### Aim:
Return each line of the material verbatim.

---------- Provided entries

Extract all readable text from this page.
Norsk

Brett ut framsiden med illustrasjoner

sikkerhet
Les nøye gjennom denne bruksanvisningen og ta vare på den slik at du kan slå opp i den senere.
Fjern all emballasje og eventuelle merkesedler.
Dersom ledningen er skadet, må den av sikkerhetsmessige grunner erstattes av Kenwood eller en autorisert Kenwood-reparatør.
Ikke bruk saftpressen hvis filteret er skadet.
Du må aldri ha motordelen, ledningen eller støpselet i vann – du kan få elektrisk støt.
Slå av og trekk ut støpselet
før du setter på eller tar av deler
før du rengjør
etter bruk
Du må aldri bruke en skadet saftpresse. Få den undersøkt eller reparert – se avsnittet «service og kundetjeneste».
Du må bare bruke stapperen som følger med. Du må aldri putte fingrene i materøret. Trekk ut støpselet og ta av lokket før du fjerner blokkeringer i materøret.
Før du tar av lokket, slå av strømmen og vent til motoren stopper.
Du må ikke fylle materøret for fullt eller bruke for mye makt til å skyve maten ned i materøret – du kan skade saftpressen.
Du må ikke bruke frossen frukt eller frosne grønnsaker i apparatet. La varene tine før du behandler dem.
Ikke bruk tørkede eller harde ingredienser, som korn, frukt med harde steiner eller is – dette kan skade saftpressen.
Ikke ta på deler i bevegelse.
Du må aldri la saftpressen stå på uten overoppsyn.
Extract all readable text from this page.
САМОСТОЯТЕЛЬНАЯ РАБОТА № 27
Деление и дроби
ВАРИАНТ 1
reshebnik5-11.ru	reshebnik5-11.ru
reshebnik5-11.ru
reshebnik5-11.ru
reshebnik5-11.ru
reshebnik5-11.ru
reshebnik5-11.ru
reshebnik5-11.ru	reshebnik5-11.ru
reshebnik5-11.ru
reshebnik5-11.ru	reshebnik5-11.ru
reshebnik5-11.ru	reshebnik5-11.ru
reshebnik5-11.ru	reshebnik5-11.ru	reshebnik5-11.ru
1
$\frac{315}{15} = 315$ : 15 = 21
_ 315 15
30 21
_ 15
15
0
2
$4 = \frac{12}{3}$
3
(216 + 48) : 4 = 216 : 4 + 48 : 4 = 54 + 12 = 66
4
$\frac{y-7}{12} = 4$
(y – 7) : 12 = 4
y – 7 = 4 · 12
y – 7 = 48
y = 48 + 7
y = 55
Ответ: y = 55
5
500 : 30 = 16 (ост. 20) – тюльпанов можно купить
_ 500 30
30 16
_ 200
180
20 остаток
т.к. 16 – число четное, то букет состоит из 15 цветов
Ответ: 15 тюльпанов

--------------------

### Task result:
Extract all readable text from this page.
Norsk

Brett ut framsiden med illustrasjoner

sikkerhet
Les nøye gjennom denne bruksanvisningen og ta vare på den slik at du kan slå opp i den senere.
Fjern all emballasje og eventuelle merkesedler.
Dersom ledningen er skadet, må den av sikkerhetsmessige grunner erstattes av Kenwood eller en autorisert Kenwood-reparatør.
Ikke bruk saftpressen hvis filteret er skadet.
Du må aldri ha motordelen, ledningen eller støpselet i vann – du kan få elektrisk støt.
Slå av og trekk ut støpselet
før du setter på eller tar av deler
før du rengjør
etter bruk
Du må aldri bruke en skadet saftpresse. Få den undersøkt eller reparert – se avsnittet «service og kundetjeneste».
Du må bare bruke stapperen som følger med. Du må aldri putte fingrene i materøret. Trekk ut støpselet og ta av lokket før du fjerner blokkeringer i materøret.
Før du tar av lokket, slå av strømmen og vent til motoren stopper.
Du må ikke fylle materøret for fullt eller bruke for mye makt til å skyve maten ned i materøret – du kan skade saftpressen.
Du må ikke bruke frossen frukt eller frosne grønnsaker i apparatet. La varene tine før du behandler dem.
Ikke bruk tørkede eller harde ingredienser, som korn, frukt med harde steiner eller is – dette kan skade saftpressen.
Ikke ta på deler i bevegelse.
Du må aldri la saftpressen stå på uten overoppsyn.
Extract all readable text from this page.
САМОСТОЯТЕЛЬНАЯ РАБОТА № 27
Деление и дроби
ВАРИАНТ 1
reshebnik5-11.ru	reshebnik5-11.ru
reshebnik5-11.ru
reshebnik5-11.ru
reshebnik5-11.ru
reshebnik5-11.ru
reshebnik5-11.ru
reshebnik5-11.ru	reshebnik5-11.ru
reshebnik5-11.ru
reshebnik5-11.ru	reshebnik5-11.ru
reshebnik5-11.ru	reshebnik5-11.ru
reshebnik5-11.ru	reshebnik5-11.ru	reshebnik5-11.ru
1
$\frac{315}{15} = 315$ : 15 = 21
_ 315 15
30 21
_ 15
15
0
2
$4 = \frac{12}{3}$
3
(216 + 48) : 4 = 216 : 4 + 48 : 4 = 54 + 12 = 66
4
$\frac{y-7}{12} = 4$
(y – 7) : 12 = 4
y – 7 = 4 · 12
y – 7 = 48
y = 48 + 7
y = 55
Ответ: y = 55
5
500 : 30 = 16 (ост. 20) – тюльпанов можно купить
_ 500 30
30 16
_ 200
180
20 остаток
т.к. 16 – число четное, то букет состоит из 15 цветов
Ответ: 15 тюльпанов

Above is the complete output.